Retype all the records with nothing changed.

○ ○ ○ ○ ○

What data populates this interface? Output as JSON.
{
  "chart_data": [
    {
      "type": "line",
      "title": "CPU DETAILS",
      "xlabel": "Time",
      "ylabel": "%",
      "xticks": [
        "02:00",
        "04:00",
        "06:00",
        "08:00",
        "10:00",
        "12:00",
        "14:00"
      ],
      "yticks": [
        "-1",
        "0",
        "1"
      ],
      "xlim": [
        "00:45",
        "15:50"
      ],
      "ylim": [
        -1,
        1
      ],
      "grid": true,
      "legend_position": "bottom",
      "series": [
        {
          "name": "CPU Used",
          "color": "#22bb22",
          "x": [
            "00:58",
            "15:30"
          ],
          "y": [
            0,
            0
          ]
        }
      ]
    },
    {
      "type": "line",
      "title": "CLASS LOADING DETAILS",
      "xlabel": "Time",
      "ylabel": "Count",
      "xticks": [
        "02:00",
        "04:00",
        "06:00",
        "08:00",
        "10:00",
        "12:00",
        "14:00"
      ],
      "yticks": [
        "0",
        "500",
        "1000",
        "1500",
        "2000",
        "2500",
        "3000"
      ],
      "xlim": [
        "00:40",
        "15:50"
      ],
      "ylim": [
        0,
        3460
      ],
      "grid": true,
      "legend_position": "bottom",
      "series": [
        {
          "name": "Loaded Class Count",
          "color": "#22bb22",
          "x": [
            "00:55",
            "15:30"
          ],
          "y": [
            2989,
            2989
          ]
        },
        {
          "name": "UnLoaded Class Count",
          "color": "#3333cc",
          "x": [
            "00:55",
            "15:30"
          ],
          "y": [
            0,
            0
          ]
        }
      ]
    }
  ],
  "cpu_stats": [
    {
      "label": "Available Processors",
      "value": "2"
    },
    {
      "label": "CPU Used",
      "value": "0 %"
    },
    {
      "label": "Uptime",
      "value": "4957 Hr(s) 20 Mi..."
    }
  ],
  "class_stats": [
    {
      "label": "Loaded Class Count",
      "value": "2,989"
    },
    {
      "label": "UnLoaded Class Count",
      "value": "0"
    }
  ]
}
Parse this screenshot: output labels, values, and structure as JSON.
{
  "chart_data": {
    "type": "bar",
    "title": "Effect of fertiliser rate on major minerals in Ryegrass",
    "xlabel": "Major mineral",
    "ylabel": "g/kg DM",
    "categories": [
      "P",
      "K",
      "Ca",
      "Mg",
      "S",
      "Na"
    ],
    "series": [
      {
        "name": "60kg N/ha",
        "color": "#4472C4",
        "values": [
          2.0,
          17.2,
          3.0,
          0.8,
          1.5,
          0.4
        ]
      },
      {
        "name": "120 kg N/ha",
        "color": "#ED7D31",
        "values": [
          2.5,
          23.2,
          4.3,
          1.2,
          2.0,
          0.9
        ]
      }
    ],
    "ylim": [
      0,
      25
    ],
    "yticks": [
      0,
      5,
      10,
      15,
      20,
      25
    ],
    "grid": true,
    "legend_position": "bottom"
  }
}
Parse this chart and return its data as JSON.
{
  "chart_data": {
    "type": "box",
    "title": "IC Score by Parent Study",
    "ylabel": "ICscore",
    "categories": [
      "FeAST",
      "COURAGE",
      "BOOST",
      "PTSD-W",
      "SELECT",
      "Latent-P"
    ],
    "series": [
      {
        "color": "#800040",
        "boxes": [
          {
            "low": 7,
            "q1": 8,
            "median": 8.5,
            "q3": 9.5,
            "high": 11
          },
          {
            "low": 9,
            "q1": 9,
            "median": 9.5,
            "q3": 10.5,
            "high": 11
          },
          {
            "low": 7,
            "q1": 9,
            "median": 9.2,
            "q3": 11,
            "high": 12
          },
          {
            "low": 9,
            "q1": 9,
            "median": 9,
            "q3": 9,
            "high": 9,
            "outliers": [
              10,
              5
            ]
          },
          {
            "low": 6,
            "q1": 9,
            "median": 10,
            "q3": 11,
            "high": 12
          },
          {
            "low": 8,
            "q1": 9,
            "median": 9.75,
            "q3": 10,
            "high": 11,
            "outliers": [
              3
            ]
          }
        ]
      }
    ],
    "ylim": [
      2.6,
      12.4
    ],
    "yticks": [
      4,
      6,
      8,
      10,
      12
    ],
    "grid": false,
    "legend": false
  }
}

○ ○ ○ ○ ○

Written answer:
What data populates this interface? Output as JSON.
{
  "chart_data": [
    {
      "type": "line",
      "title": "CPU DETAILS",
      "xlabel": "Time",
      "ylabel": "%",
      "xticks": [
        "02:00",
        "04:00",
        "06:00",
        "08:00",
        "10:00",
        "12:00",
        "14:00"
      ],
      "yticks": [
        "-1",
        "0",
        "1"
      ],
      "xlim": [
        "00:45",
        "15:50"
      ],
      "ylim": [
        -1,
        1
      ],
      "grid": true,
      "legend_position": "bottom",
      "series": [
        {
          "name": "CPU Used",
          "color": "#22bb22",
          "x": [
            "00:58",
            "15:30"
          ],
          "y": [
            0,
            0
          ]
        }
      ]
    },
    {
      "type": "line",
      "title": "CLASS LOADING DETAILS",
      "xlabel": "Time",
      "ylabel": "Count",
      "xticks": [
        "02:00",
        "04:00",
        "06:00",
        "08:00",
        "10:00",
        "12:00",
        "14:00"
      ],
      "yticks": [
        "0",
        "500",
        "1000",
        "1500",
        "2000",
        "2500",
        "3000"
      ],
      "xlim": [
        "00:40",
        "15:50"
      ],
      "ylim": [
        0,
        3460
      ],
      "grid": true,
      "legend_position": "bottom",
      "series": [
        {
          "name": "Loaded Class Count",
          "color": "#22bb22",
          "x": [
            "00:55",
            "15:30"
          ],
          "y": [
            2989,
            2989
          ]
        },
        {
          "name": "UnLoaded Class Count",
          "color": "#3333cc",
          "x": [
            "00:55",
            "15:30"
          ],
          "y": [
            0,
            0
          ]
        }
      ]
    }
  ],
  "cpu_stats": [
    {
      "label": "Available Processors",
      "value": "2"
    },
    {
      "label": "CPU Used",
      "value": "0 %"
    },
    {
      "label": "Uptime",
      "value": "4957 Hr(s) 20 Mi..."
    }
  ],
  "class_stats": [
    {
      "label": "Loaded Class Count",
      "value": "2,989"
    },
    {
      "label": "UnLoaded Class Count",
      "value": "0"
    }
  ]
}
Parse this screenshot: output labels, values, and structure as JSON.
{
  "chart_data": {
    "type": "bar",
    "title": "Effect of fertiliser rate on major minerals in Ryegrass",
    "xlabel": "Major mineral",
    "ylabel": "g/kg DM",
    "categories": [
      "P",
      "K",
      "Ca",
      "Mg",
      "S",
      "Na"
    ],
    "series": [
      {
        "name": "60kg N/ha",
        "color": "#4472C4",
        "values": [
          2.0,
          17.2,
          3.0,
          0.8,
          1.5,
          0.4
        ]
      },
      {
        "name": "120 kg N/ha",
        "color": "#ED7D31",
        "values": [
          2.5,
          23.2,
          4.3,
          1.2,
          2.0,
          0.9
        ]
      }
    ],
    "ylim": [
      0,
      25
    ],
    "yticks": [
      0,
      5,
      10,
      15,
      20,
      25
    ],
    "grid": true,
    "legend_position": "bottom"
  }
}
Parse this chart and return its data as JSON.
{
  "chart_data": {
    "type": "box",
    "title": "IC Score by Parent Study",
    "ylabel": "ICscore",
    "categories": [
      "FeAST",
      "COURAGE",
      "BOOST",
      "PTSD-W",
      "SELECT",
      "Latent-P"
    ],
    "series": [
      {
        "color": "#800040",
        "boxes": [
          {
            "low": 7,
            "q1": 8,
            "median": 8.5,
            "q3": 9.5,
            "high": 11
          },
          {
            "low": 9,
            "q1": 9,
            "median": 9.5,
            "q3": 10.5,
            "high": 11
          },
          {
            "low": 7,
            "q1": 9,
            "median": 9.2,
            "q3": 11,
            "high": 12
          },
          {
            "low": 9,
            "q1": 9,
            "median": 9,
            "q3": 9,
            "high": 9,
            "outliers": [
              10,
              5
            ]
          },
          {
            "low": 6,
            "q1": 9,
            "median": 10,
            "q3": 11,
            "high": 12
          },
          {
            "low": 8,
            "q1": 9,
            "median": 9.75,
            "q3": 10,
            "high": 11,
            "outliers": [
              3
            ]
          }
        ]
      }
    ],
    "ylim": [
      2.6,
      12.4
    ],
    "yticks": [
      4,
      6,
      8,
      10,
      12
    ],
    "grid": false,
    "legend": false
  }
}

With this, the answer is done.